RECORDS SHOWN:
- - - -
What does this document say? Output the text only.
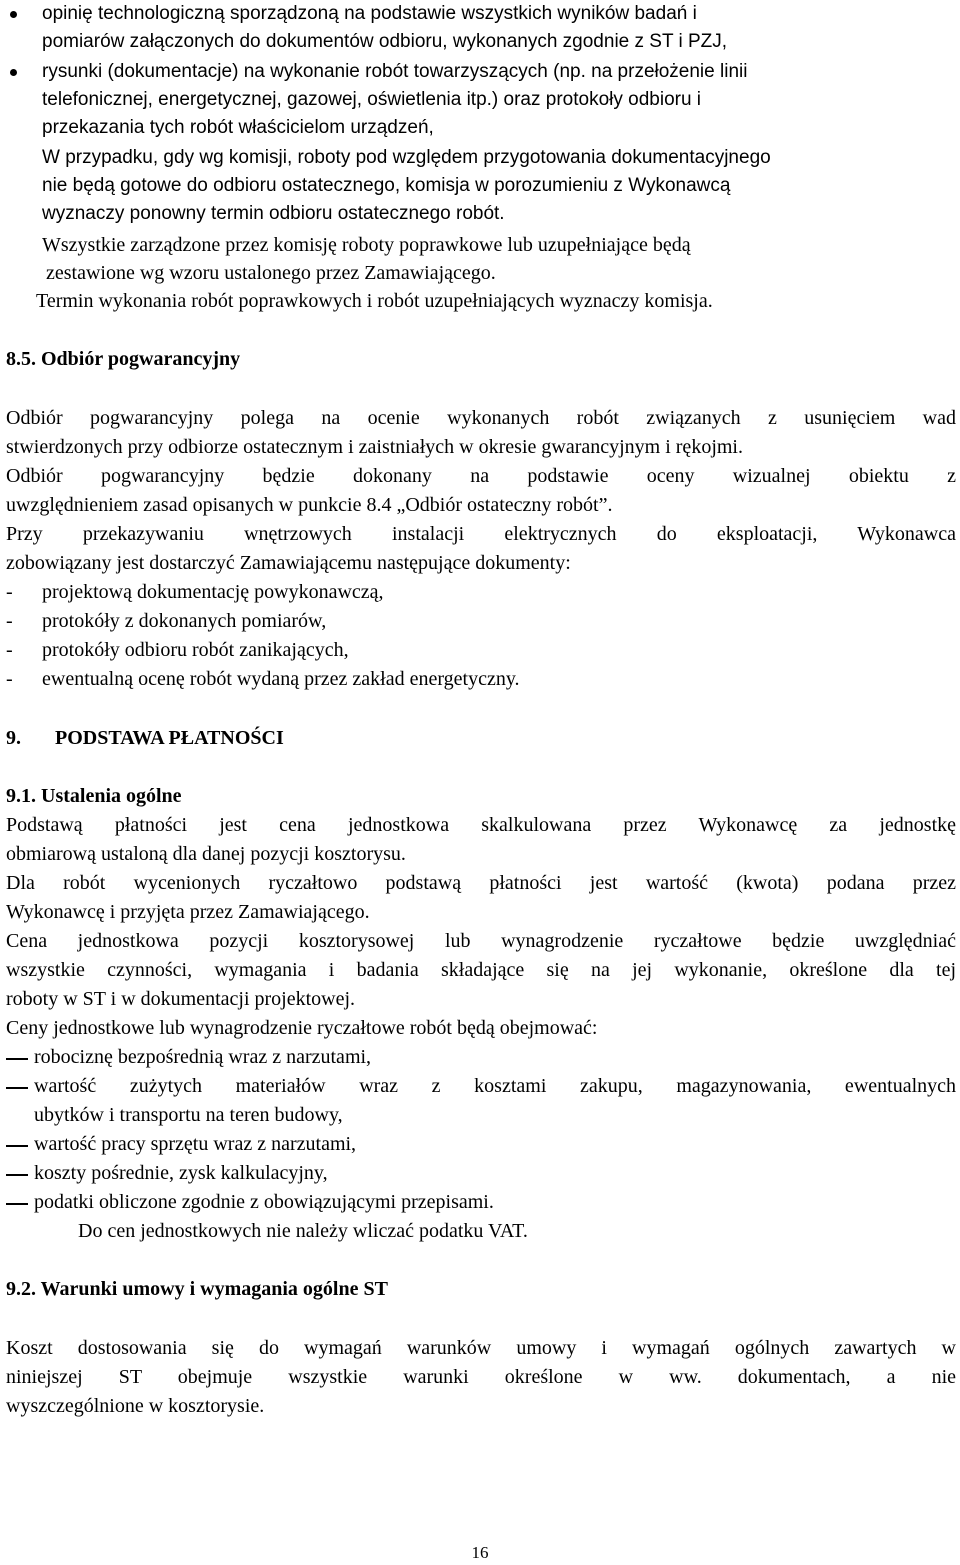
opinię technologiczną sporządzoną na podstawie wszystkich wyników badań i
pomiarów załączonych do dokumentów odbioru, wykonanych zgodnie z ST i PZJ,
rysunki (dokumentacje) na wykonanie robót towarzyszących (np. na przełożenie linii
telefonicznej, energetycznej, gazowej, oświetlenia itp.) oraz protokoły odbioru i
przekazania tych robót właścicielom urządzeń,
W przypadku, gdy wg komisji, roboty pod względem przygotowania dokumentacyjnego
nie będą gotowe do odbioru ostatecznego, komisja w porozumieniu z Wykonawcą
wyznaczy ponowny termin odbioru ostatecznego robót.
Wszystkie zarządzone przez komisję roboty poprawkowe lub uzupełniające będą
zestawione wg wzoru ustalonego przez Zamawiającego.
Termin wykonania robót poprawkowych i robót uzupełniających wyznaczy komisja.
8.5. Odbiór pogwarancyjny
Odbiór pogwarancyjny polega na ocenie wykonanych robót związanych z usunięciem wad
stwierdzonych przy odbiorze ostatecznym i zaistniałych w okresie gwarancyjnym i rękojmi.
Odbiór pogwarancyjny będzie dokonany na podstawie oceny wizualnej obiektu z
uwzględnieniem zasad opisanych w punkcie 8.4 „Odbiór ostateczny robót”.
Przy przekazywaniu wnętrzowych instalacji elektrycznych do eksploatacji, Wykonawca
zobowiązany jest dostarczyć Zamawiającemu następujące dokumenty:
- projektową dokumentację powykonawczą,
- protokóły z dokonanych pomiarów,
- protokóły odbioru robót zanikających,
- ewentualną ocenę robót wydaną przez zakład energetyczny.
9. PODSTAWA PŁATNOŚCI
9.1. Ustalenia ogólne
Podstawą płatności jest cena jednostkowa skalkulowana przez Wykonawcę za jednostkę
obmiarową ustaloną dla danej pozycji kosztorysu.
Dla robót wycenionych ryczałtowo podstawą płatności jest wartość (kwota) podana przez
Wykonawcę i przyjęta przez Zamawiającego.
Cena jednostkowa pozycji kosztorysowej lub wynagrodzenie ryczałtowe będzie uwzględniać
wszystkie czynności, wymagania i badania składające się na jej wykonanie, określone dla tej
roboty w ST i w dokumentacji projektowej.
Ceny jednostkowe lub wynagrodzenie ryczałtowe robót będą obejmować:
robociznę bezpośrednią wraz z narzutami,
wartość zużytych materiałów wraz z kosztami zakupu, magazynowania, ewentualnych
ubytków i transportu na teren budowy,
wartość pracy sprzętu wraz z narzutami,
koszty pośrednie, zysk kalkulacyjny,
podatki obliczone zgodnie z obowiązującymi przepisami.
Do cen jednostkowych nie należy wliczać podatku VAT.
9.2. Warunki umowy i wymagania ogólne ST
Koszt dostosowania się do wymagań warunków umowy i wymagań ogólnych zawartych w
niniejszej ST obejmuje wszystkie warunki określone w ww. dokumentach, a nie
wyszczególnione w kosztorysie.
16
- - - -
DO THIS:
Every entry above should be duplicated exactly. Do not include the images.

ANSWER TO THIS EXERCISE:
What does this document say? Output the text only.
opinię technologiczną sporządzoną na podstawie wszystkich wyników badań i
pomiarów załączonych do dokumentów odbioru, wykonanych zgodnie z ST i PZJ,
rysunki (dokumentacje) na wykonanie robót towarzyszących (np. na przełożenie linii
telefonicznej, energetycznej, gazowej, oświetlenia itp.) oraz protokoły odbioru i
przekazania tych robót właścicielom urządzeń,
W przypadku, gdy wg komisji, roboty pod względem przygotowania dokumentacyjnego
nie będą gotowe do odbioru ostatecznego, komisja w porozumieniu z Wykonawcą
wyznaczy ponowny termin odbioru ostatecznego robót.
Wszystkie zarządzone przez komisję roboty poprawkowe lub uzupełniające będą
zestawione wg wzoru ustalonego przez Zamawiającego.
Termin wykonania robót poprawkowych i robót uzupełniających wyznaczy komisja.
8.5. Odbiór pogwarancyjny
Odbiór pogwarancyjny polega na ocenie wykonanych robót związanych z usunięciem wad
stwierdzonych przy odbiorze ostatecznym i zaistniałych w okresie gwarancyjnym i rękojmi.
Odbiór pogwarancyjny będzie dokonany na podstawie oceny wizualnej obiektu z
uwzględnieniem zasad opisanych w punkcie 8.4 „Odbiór ostateczny robót”.
Przy przekazywaniu wnętrzowych instalacji elektrycznych do eksploatacji, Wykonawca
zobowiązany jest dostarczyć Zamawiającemu następujące dokumenty:
- projektową dokumentację powykonawczą,
- protokóły z dokonanych pomiarów,
- protokóły odbioru robót zanikających,
- ewentualną ocenę robót wydaną przez zakład energetyczny.
9. PODSTAWA PŁATNOŚCI
9.1. Ustalenia ogólne
Podstawą płatności jest cena jednostkowa skalkulowana przez Wykonawcę za jednostkę
obmiarową ustaloną dla danej pozycji kosztorysu.
Dla robót wycenionych ryczałtowo podstawą płatności jest wartość (kwota) podana przez
Wykonawcę i przyjęta przez Zamawiającego.
Cena jednostkowa pozycji kosztorysowej lub wynagrodzenie ryczałtowe będzie uwzględniać
wszystkie czynności, wymagania i badania składające się na jej wykonanie, określone dla tej
roboty w ST i w dokumentacji projektowej.
Ceny jednostkowe lub wynagrodzenie ryczałtowe robót będą obejmować:
robociznę bezpośrednią wraz z narzutami,
wartość zużytych materiałów wraz z kosztami zakupu, magazynowania, ewentualnych
ubytków i transportu na teren budowy,
wartość pracy sprzętu wraz z narzutami,
koszty pośrednie, zysk kalkulacyjny,
podatki obliczone zgodnie z obowiązującymi przepisami.
Do cen jednostkowych nie należy wliczać podatku VAT.
9.2. Warunki umowy i wymagania ogólne ST
Koszt dostosowania się do wymagań warunków umowy i wymagań ogólnych zawartych w
niniejszej ST obejmuje wszystkie warunki określone w ww. dokumentach, a nie
wyszczególnione w kosztorysie.
16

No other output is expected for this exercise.